Review the lines that follow and copy each one that contains the word "with".

★ ★ ★ ★ ★ ★ ★

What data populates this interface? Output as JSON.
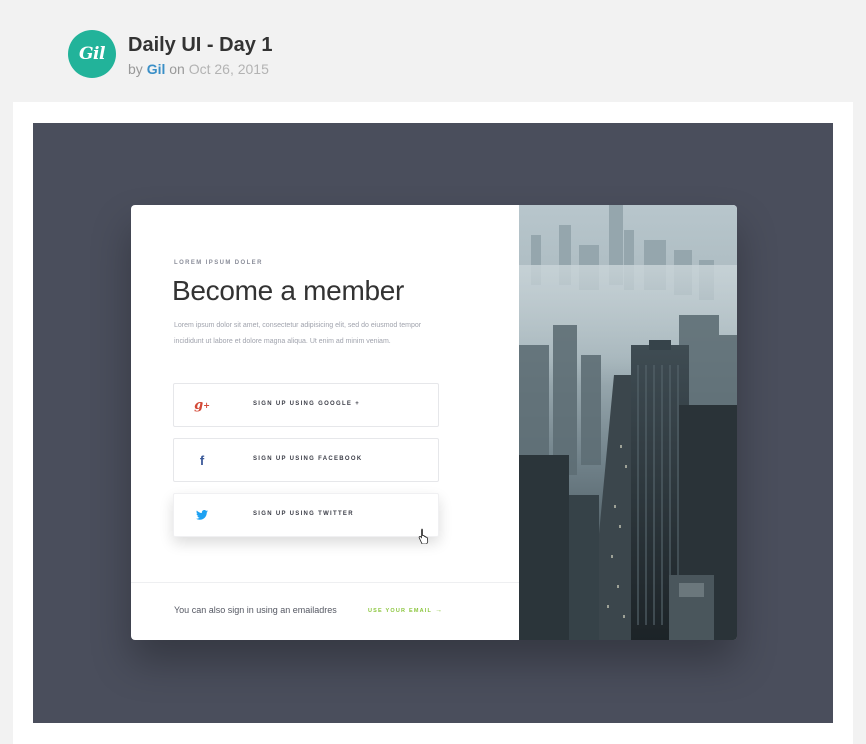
{
  "shot": {
    "avatar_text": "Gil",
    "title": "Daily UI - Day 1",
    "by": "by",
    "author": "Gil",
    "on": "on",
    "date": "Oct 26, 2015"
  },
  "card": {
    "eyebrow": "LOREM IPSUM DOLER",
    "headline": "Become a member",
    "description": "Lorem ipsum dolor sit amet, consectetur adipisicing elit, sed do eiusmod tempor incididunt ut labore et dolore magna aliqua. Ut enim ad minim veniam.",
    "buttons": [
      {
        "label": "SIGN UP USING GOOGLE +",
        "icon": "google-plus-icon"
      },
      {
        "label": "SIGN UP USING FACEBOOK",
        "icon": "facebook-icon"
      },
      {
        "label": "SIGN UP USING TWITTER",
        "icon": "twitter-icon"
      }
    ],
    "footer_text": "You can also sign in using an emailadres",
    "footer_link": "USE YOUR EMAIL"
  },
  "colors": {
    "page_bg": "#f2f2f2",
    "canvas_bg": "#4a4e5c",
    "avatar": "#22b39a",
    "author_link": "#3a8fc7",
    "google": "#d34836",
    "facebook": "#3b5998",
    "twitter": "#1da1f2",
    "accent_green": "#8cc63f"
  }
}
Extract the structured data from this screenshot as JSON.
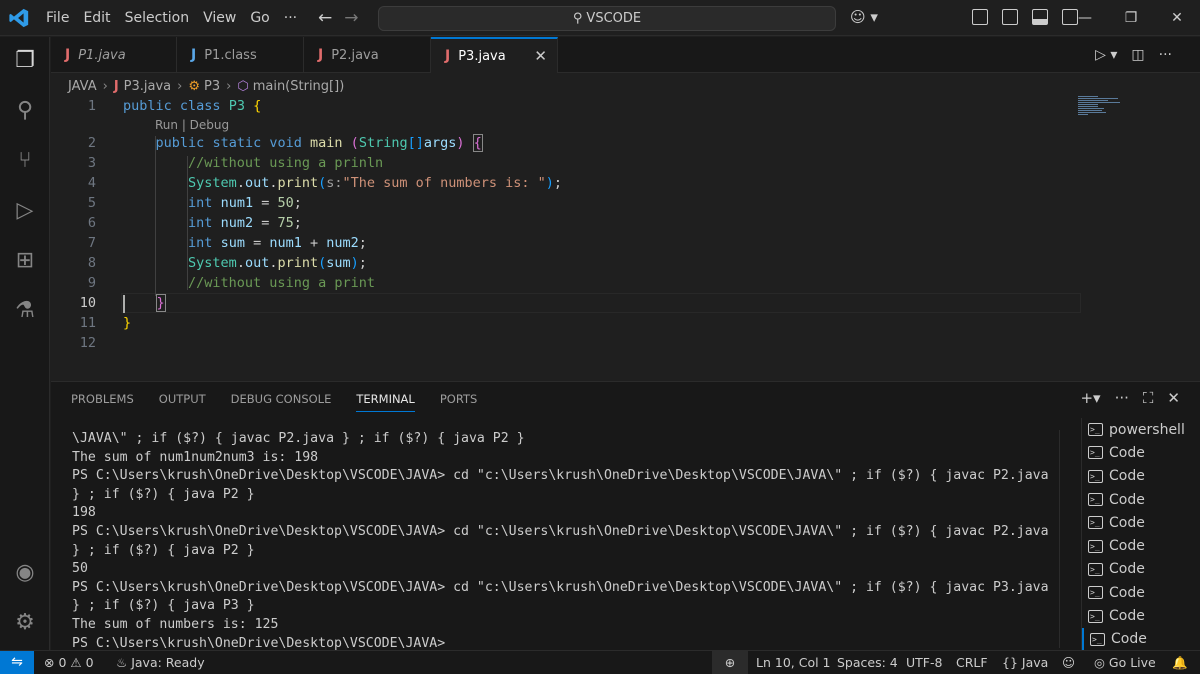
{
  "app": {
    "menu": [
      "File",
      "Edit",
      "Selection",
      "View",
      "Go",
      "···"
    ],
    "search_text": "VSCODE",
    "window_controls": [
      "—",
      "❐",
      "✕"
    ],
    "accent": "#0078d4"
  },
  "tabs": [
    {
      "icon": "J",
      "label": "P1.java",
      "active": false
    },
    {
      "icon": "J",
      "label": "P1.class",
      "active": false
    },
    {
      "icon": "J",
      "label": "P2.java",
      "active": false
    },
    {
      "icon": "J",
      "label": "P3.java",
      "active": true
    }
  ],
  "breadcrumb": {
    "folder": "JAVA",
    "file": "P3.java",
    "class": "P3",
    "method": "main(String[])"
  },
  "editor": {
    "line_numbers": [
      "1",
      "2",
      "3",
      "4",
      "5",
      "6",
      "7",
      "8",
      "9",
      "10",
      "11",
      "12"
    ],
    "codelens": "Run | Debug",
    "current_line": "10"
  },
  "panel": {
    "tabs": [
      "PROBLEMS",
      "OUTPUT",
      "DEBUG CONSOLE",
      "TERMINAL",
      "PORTS"
    ],
    "active_tab": "TERMINAL",
    "terminal_lines": [
      "\\JAVA\\\" ; if ($?) { javac P2.java } ; if ($?) { java P2 }",
      "The sum of num1num2num3 is: 198",
      "PS C:\\Users\\krush\\OneDrive\\Desktop\\VSCODE\\JAVA> cd \"c:\\Users\\krush\\OneDrive\\Desktop\\VSCODE\\JAVA\\\" ; if ($?) { javac P2.java",
      "} ; if ($?) { java P2 }",
      "198",
      "PS C:\\Users\\krush\\OneDrive\\Desktop\\VSCODE\\JAVA> cd \"c:\\Users\\krush\\OneDrive\\Desktop\\VSCODE\\JAVA\\\" ; if ($?) { javac P2.java",
      "} ; if ($?) { java P2 }",
      "50",
      "PS C:\\Users\\krush\\OneDrive\\Desktop\\VSCODE\\JAVA> cd \"c:\\Users\\krush\\OneDrive\\Desktop\\VSCODE\\JAVA\\\" ; if ($?) { javac P3.java",
      "} ; if ($?) { java P3 }",
      "The sum of numbers is: 125",
      "PS C:\\Users\\krush\\OneDrive\\Desktop\\VSCODE\\JAVA>"
    ],
    "terminal_sessions": [
      "powershell",
      "Code",
      "Code",
      "Code",
      "Code",
      "Code",
      "Code",
      "Code",
      "Code",
      "Code"
    ]
  },
  "status": {
    "remote_icon": "remote-icon",
    "errors": "0",
    "warnings": "0",
    "java": "Java: Ready",
    "position": "Ln 10, Col 1",
    "spaces": "Spaces: 4",
    "encoding": "UTF-8",
    "eol": "CRLF",
    "language": "Java",
    "golive": "Go Live"
  }
}
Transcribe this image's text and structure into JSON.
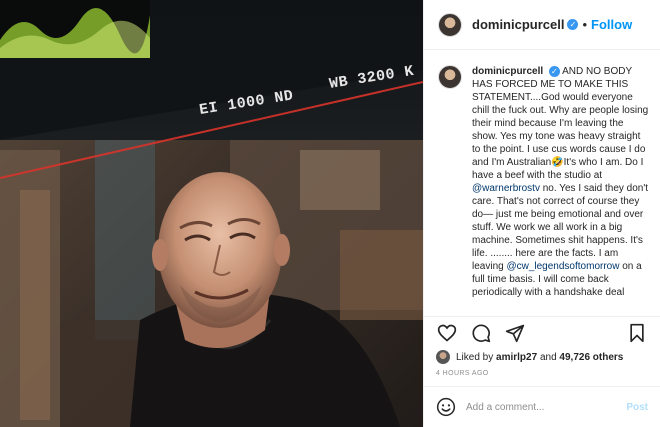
{
  "header": {
    "username": "dominicpurcell",
    "separator": "•",
    "follow_label": "Follow"
  },
  "media_overlay": {
    "exposure_text": "EI 1000 ND",
    "white_balance_text": "WB 3200 K"
  },
  "caption": {
    "username": "dominicpurcell",
    "segments": {
      "a": "AND NO BODY HAS FORCED ME TO MAKE THIS STATEMENT....God would everyone chill the fuck out. Why are people losing their mind because I'm leaving the show. Yes my tone was heavy straight to the point. I use cus words cause I do and I'm Australian",
      "emoji": "🤣",
      "b": "It's who I am. Do I have a beef with the studio at ",
      "mention1": "@warnerbrostv",
      "c": " no. Yes I said they don't care. That's not correct of course they do— just me being emotional and over stuff. We work we all work in a big machine. Sometimes shit happens. It's life. ........ here are the facts. I am leaving ",
      "mention2": "@cw_legendsoftomorrow",
      "d": " on a full time basis. I will come back periodically with a handshake deal"
    }
  },
  "likes": {
    "prefix": "Liked by ",
    "user": "amirlp27",
    "middle": " and ",
    "count": "49,726 others"
  },
  "timestamp": "4 HOURS AGO",
  "comment_box": {
    "placeholder": "Add a comment...",
    "post_label": "Post"
  },
  "colors": {
    "accent": "#0095f6",
    "verified": "#3897f0",
    "post_disabled": "#b2dffc"
  },
  "icons": [
    "verified-badge-icon",
    "heart-icon",
    "comment-icon",
    "share-icon",
    "bookmark-icon",
    "smiley-icon"
  ]
}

★ ★ ★ ★ ★ ★ ★

__Problem solution__:
      "b": "It's who I am. Do I have a beef with the studio at ",
      "d": " on a full time basis. I will come back periodically with a handshake deal"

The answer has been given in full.